** Exercise prompt **
Each entry below should be echoed exactly, with pictures omitted.
━━━
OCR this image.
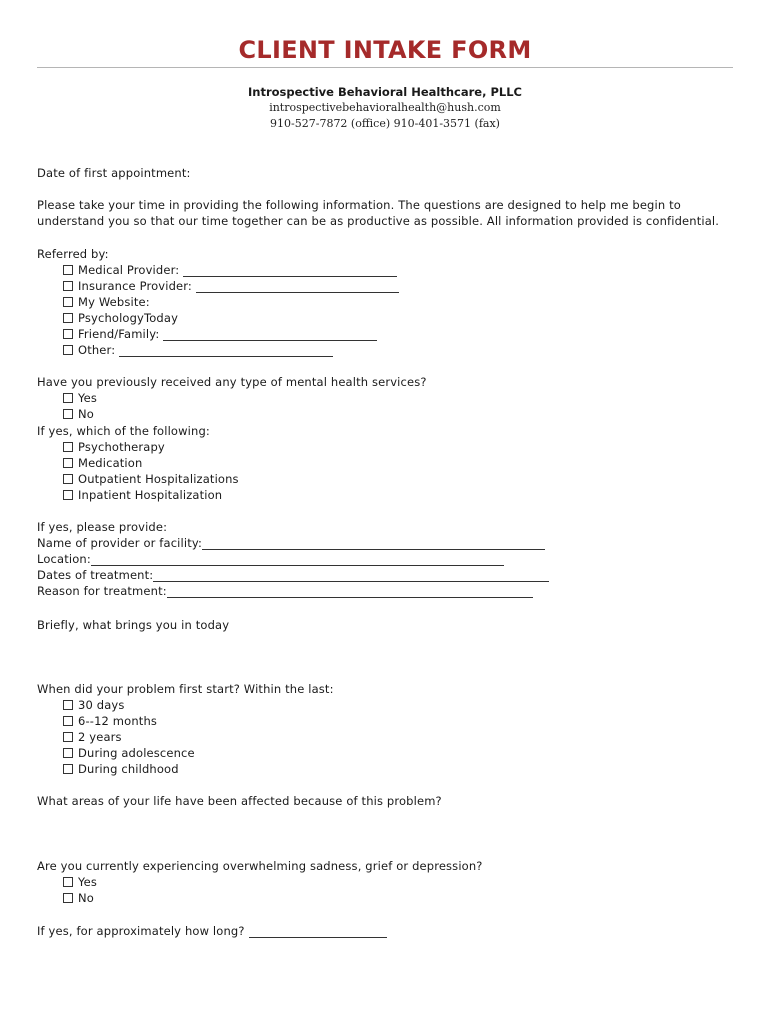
CLIENT INTAKE FORM
Introspective Behavioral Healthcare, PLLC
introspectivebehavioralhealth@hush.com
910-527-7872 (office) 910-401-3571 (fax)
Date of first appointment:
Please take your time in providing the following information. The questions are designed to help me begin to
understand you so that our time together can be as productive as possible. All information provided is confidential.
Referred by:
Medical Provider:
Insurance Provider:
My Website:
PsychologyToday
Friend/Family:
Other:
Have you previously received any type of mental health services?
Yes
No
If yes, which of the following:
Psychotherapy
Medication
Outpatient Hospitalizations
Inpatient Hospitalization
If yes, please provide:
Name of provider or facility:
Location:
Dates of treatment:
Reason for treatment:
Briefly, what brings you in today
When did your problem first start? Within the last:
30 days
6--12 months
2 years
During adolescence
During childhood
What areas of your life have been affected because of this problem?
Are you currently experiencing overwhelming sadness, grief or depression?
Yes
No
If yes, for approximately how long?
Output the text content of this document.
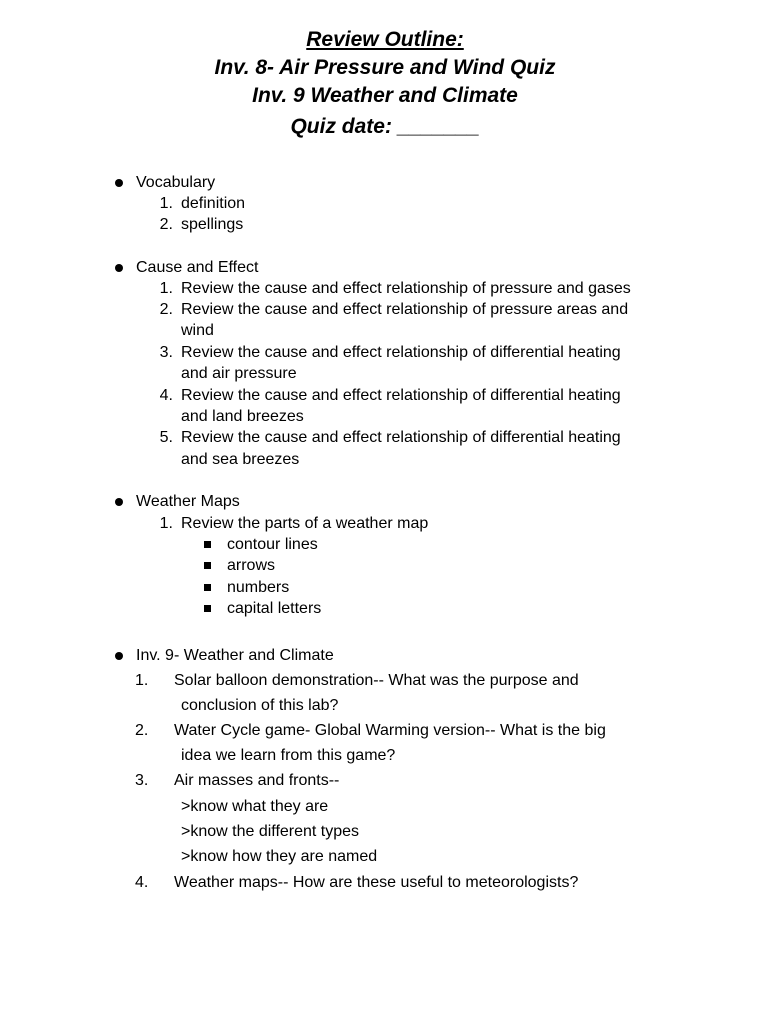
Review Outline:
Inv. 8- Air Pressure and Wind Quiz
Inv. 9 Weather and Climate
Quiz date: _______
Vocabulary
1. definition
2. spellings
Cause and Effect
1. Review the cause and effect relationship of pressure and gases
2. Review the cause and effect relationship of pressure areas and
wind
3. Review the cause and effect relationship of differential heating
and air pressure
4. Review the cause and effect relationship of differential heating
and land breezes
5. Review the cause and effect relationship of differential heating
and sea breezes
Weather Maps
1. Review the parts of a weather map
contour lines
arrows
numbers
capital letters
Inv. 9- Weather and Climate
1. Solar balloon demonstration-- What was the purpose and
conclusion of this lab?
2. Water Cycle game- Global Warming version-- What is the big
idea we learn from this game?
3. Air masses and fronts--
>know what they are
>know the different types
>know how they are named
4. Weather maps-- How are these useful to meteorologists?
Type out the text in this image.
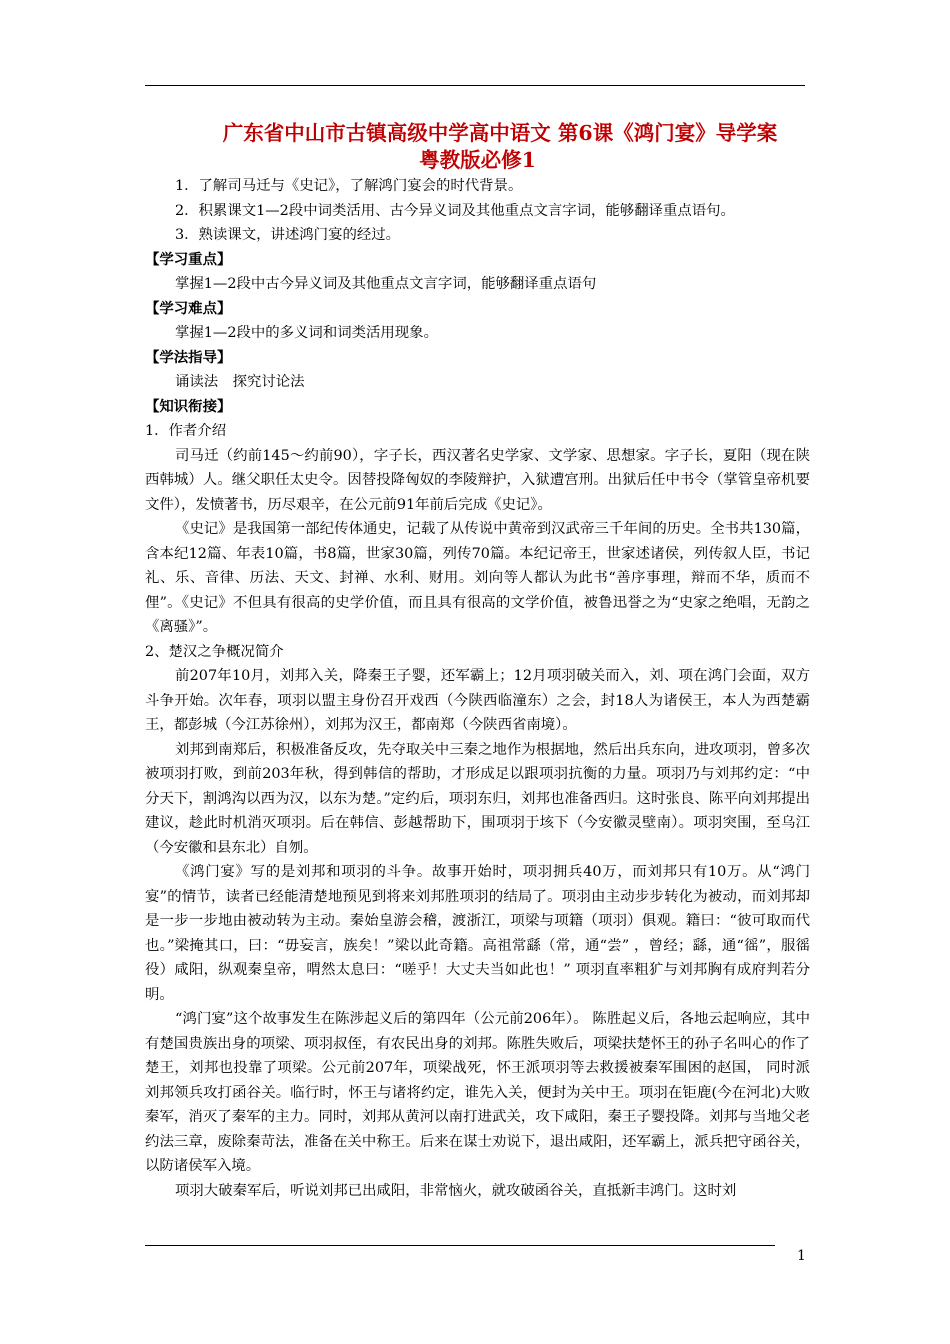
广东省中山市古镇高级中学高中语文 第6课《鸿门宴》导学案

粤教版必修1

1．了解司马迁与《史记》，了解鸿门宴会的时代背景。

2．积累课文1—2段中词类活用、古今异义词及其他重点文言字词，能够翻译重点语句。

3．熟读课文，讲述鸿门宴的经过。

【学习重点】

掌握1—2段中古今异义词及其他重点文言字词，能够翻译重点语句

【学习难点】

掌握1—2段中的多义词和词类活用现象。

【学法指导】

诵读法　探究讨论法

【知识衔接】

1．作者介绍

司马迁（约前145～约前90），字子长，西汉著名史学家、文学家、思想家。字子长，夏阳（现在陕西韩城）人。继父职任太史令。因替投降匈奴的李陵辩护，入狱遭宫刑。出狱后任中书令（掌管皇帝机要文件），发愤著书，历尽艰辛，在公元前91年前后完成《史记》。

《史记》是我国第一部纪传体通史，记载了从传说中黄帝到汉武帝三千年间的历史。全书共130篇，含本纪12篇、年表10篇，书8篇，世家30篇，列传70篇。本纪记帝王，世家述诸侯，列传叙人臣，书记礼、乐、音律、历法、天文、封禅、水利、财用。刘向等人都认为此书“善序事理，辩而不华，质而不俚”。《史记》不但具有很高的史学价值，而且具有很高的文学价值，被鲁迅誉之为“史家之绝唱，无韵之《离骚》”。

2、楚汉之争概况简介

前207年10月，刘邦入关，降秦王子婴，还军霸上；12月项羽破关而入，刘、项在鸿门会面，双方斗争开始。次年春，项羽以盟主身份召开戏西（今陕西临潼东）之会，封18人为诸侯王，本人为西楚霸王，都彭城（今江苏徐州），刘邦为汉王，都南郑（今陕西省南境）。

刘邦到南郑后，积极准备反攻，先夺取关中三秦之地作为根据地，然后出兵东向，进攻项羽，曾多次被项羽打败，到前203年秋，得到韩信的帮助，才形成足以跟项羽抗衡的力量。项羽乃与刘邦约定：“中分天下，割鸿沟以西为汉，以东为楚。”定约后，项羽东归，刘邦也准备西归。这时张良、陈平向刘邦提出建议，趁此时机消灭项羽。后在韩信、彭越帮助下，围项羽于垓下（今安徽灵壁南）。项羽突围，至乌江（今安徽和县东北）自刎。

《鸿门宴》写的是刘邦和项羽的斗争。故事开始时，项羽拥兵40万，而刘邦只有10万。从“鸿门宴”的情节，读者已经能清楚地预见到将来刘邦胜项羽的结局了。项羽由主动步步转化为被动，而刘邦却是一步一步地由被动转为主动。秦始皇游会稽，渡浙江，项梁与项籍（项羽）俱观。籍曰：“彼可取而代也。”梁掩其口，曰：“毋妄言，族矣！”梁以此奇籍。高祖常繇（常，通“尝” ，曾经；繇，通“徭”，服徭役）咸阳，纵观秦皇帝，喟然太息曰：“嗟乎！大丈夫当如此也！” 项羽直率粗犷与刘邦胸有成府判若分明。

“鸿门宴”这个故事发生在陈涉起义后的第四年（公元前206年）。 陈胜起义后，各地云起响应，其中有楚国贵族出身的项梁、项羽叔侄，有农民出身的刘邦。陈胜失败后，项梁扶楚怀王的孙子名叫心的作了楚王，刘邦也投靠了项梁。公元前207年，项梁战死，怀王派项羽等去救援被秦军围困的赵国， 同时派刘邦领兵攻打函谷关。临行时，怀王与诸将约定，谁先入关，便封为关中王。项羽在钜鹿(今在河北)大败秦军，消灭了秦军的主力。同时，刘邦从黄河以南打进武关，攻下咸阳，秦王子婴投降。刘邦与当地父老约法三章，废除秦苛法，准备在关中称王。后来在谋士劝说下，退出咸阳，还军霸上，派兵把守函谷关，以防诸侯军入境。

项羽大破秦军后，听说刘邦已出咸阳，非常恼火，就攻破函谷关，直抵新丰鸿门。这时刘

1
━━━
** Complete answer **
OCR this image.
CLIENT INTAKE FORM
Introspective Behavioral Healthcare, PLLC
introspectivebehavioralhealth@hush.com
910-527-7872 (office) 910-401-3571 (fax)
Date of first appointment:
Please take your time in providing the following information. The questions are designed to help me begin to
understand you so that our time together can be as productive as possible. All information provided is confidential.
Referred by:
Medical Provider:
Insurance Provider:
My Website:
PsychologyToday
Friend/Family:
Other:
Have you previously received any type of mental health services?
Yes
No
If yes, which of the following:
Psychotherapy
Medication
Outpatient Hospitalizations
Inpatient Hospitalization
If yes, please provide:
Name of provider or facility:
Location:
Dates of treatment:
Reason for treatment:
Briefly, what brings you in today
When did your problem first start? Within the last:
30 days
6--12 months
2 years
During adolescence
During childhood
What areas of your life have been affected because of this problem?
Are you currently experiencing overwhelming sadness, grief or depression?
Yes
No
If yes, for approximately how long?
Output the text content of this document.
Review Outline:
Inv. 8- Air Pressure and Wind Quiz
Inv. 9 Weather and Climate
Quiz date: _______
Vocabulary
1. definition
2. spellings
Cause and Effect
1. Review the cause and effect relationship of pressure and gases
2. Review the cause and effect relationship of pressure areas and
wind
3. Review the cause and effect relationship of differential heating
and air pressure
4. Review the cause and effect relationship of differential heating
and land breezes
5. Review the cause and effect relationship of differential heating
and sea breezes
Weather Maps
1. Review the parts of a weather map
contour lines
arrows
numbers
capital letters
Inv. 9- Weather and Climate
1. Solar balloon demonstration-- What was the purpose and
conclusion of this lab?
2. Water Cycle game- Global Warming version-- What is the big
idea we learn from this game?
3. Air masses and fronts--
>know what they are
>know the different types
>know how they are named
4. Weather maps-- How are these useful to meteorologists?
Type out the text in this image.
广东省中山市古镇高级中学高中语文 第6课《鸿门宴》导学案

粤教版必修1

1．了解司马迁与《史记》，了解鸿门宴会的时代背景。

2．积累课文1—2段中词类活用、古今异义词及其他重点文言字词，能够翻译重点语句。

3．熟读课文，讲述鸿门宴的经过。

【学习重点】

掌握1—2段中古今异义词及其他重点文言字词，能够翻译重点语句

【学习难点】

掌握1—2段中的多义词和词类活用现象。

【学法指导】

诵读法　探究讨论法

【知识衔接】

1．作者介绍

司马迁（约前145～约前90），字子长，西汉著名史学家、文学家、思想家。字子长，夏阳（现在陕西韩城）人。继父职任太史令。因替投降匈奴的李陵辩护，入狱遭宫刑。出狱后任中书令（掌管皇帝机要文件），发愤著书，历尽艰辛，在公元前91年前后完成《史记》。

《史记》是我国第一部纪传体通史，记载了从传说中黄帝到汉武帝三千年间的历史。全书共130篇，含本纪12篇、年表10篇，书8篇，世家30篇，列传70篇。本纪记帝王，世家述诸侯，列传叙人臣，书记礼、乐、音律、历法、天文、封禅、水利、财用。刘向等人都认为此书“善序事理，辩而不华，质而不俚”。《史记》不但具有很高的史学价值，而且具有很高的文学价值，被鲁迅誉之为“史家之绝唱，无韵之《离骚》”。

2、楚汉之争概况简介

前207年10月，刘邦入关，降秦王子婴，还军霸上；12月项羽破关而入，刘、项在鸿门会面，双方斗争开始。次年春，项羽以盟主身份召开戏西（今陕西临潼东）之会，封18人为诸侯王，本人为西楚霸王，都彭城（今江苏徐州），刘邦为汉王，都南郑（今陕西省南境）。

刘邦到南郑后，积极准备反攻，先夺取关中三秦之地作为根据地，然后出兵东向，进攻项羽，曾多次被项羽打败，到前203年秋，得到韩信的帮助，才形成足以跟项羽抗衡的力量。项羽乃与刘邦约定：“中分天下，割鸿沟以西为汉，以东为楚。”定约后，项羽东归，刘邦也准备西归。这时张良、陈平向刘邦提出建议，趁此时机消灭项羽。后在韩信、彭越帮助下，围项羽于垓下（今安徽灵壁南）。项羽突围，至乌江（今安徽和县东北）自刎。

《鸿门宴》写的是刘邦和项羽的斗争。故事开始时，项羽拥兵40万，而刘邦只有10万。从“鸿门宴”的情节，读者已经能清楚地预见到将来刘邦胜项羽的结局了。项羽由主动步步转化为被动，而刘邦却是一步一步地由被动转为主动。秦始皇游会稽，渡浙江，项梁与项籍（项羽）俱观。籍曰：“彼可取而代也。”梁掩其口，曰：“毋妄言，族矣！”梁以此奇籍。高祖常繇（常，通“尝” ，曾经；繇，通“徭”，服徭役）咸阳，纵观秦皇帝，喟然太息曰：“嗟乎！大丈夫当如此也！” 项羽直率粗犷与刘邦胸有成府判若分明。

“鸿门宴”这个故事发生在陈涉起义后的第四年（公元前206年）。 陈胜起义后，各地云起响应，其中有楚国贵族出身的项梁、项羽叔侄，有农民出身的刘邦。陈胜失败后，项梁扶楚怀王的孙子名叫心的作了楚王，刘邦也投靠了项梁。公元前207年，项梁战死，怀王派项羽等去救援被秦军围困的赵国， 同时派刘邦领兵攻打函谷关。临行时，怀王与诸将约定，谁先入关，便封为关中王。项羽在钜鹿(今在河北)大败秦军，消灭了秦军的主力。同时，刘邦从黄河以南打进武关，攻下咸阳，秦王子婴投降。刘邦与当地父老约法三章，废除秦苛法，准备在关中称王。后来在谋士劝说下，退出咸阳，还军霸上，派兵把守函谷关，以防诸侯军入境。

项羽大破秦军后，听说刘邦已出咸阳，非常恼火，就攻破函谷关，直抵新丰鸿门。这时刘

1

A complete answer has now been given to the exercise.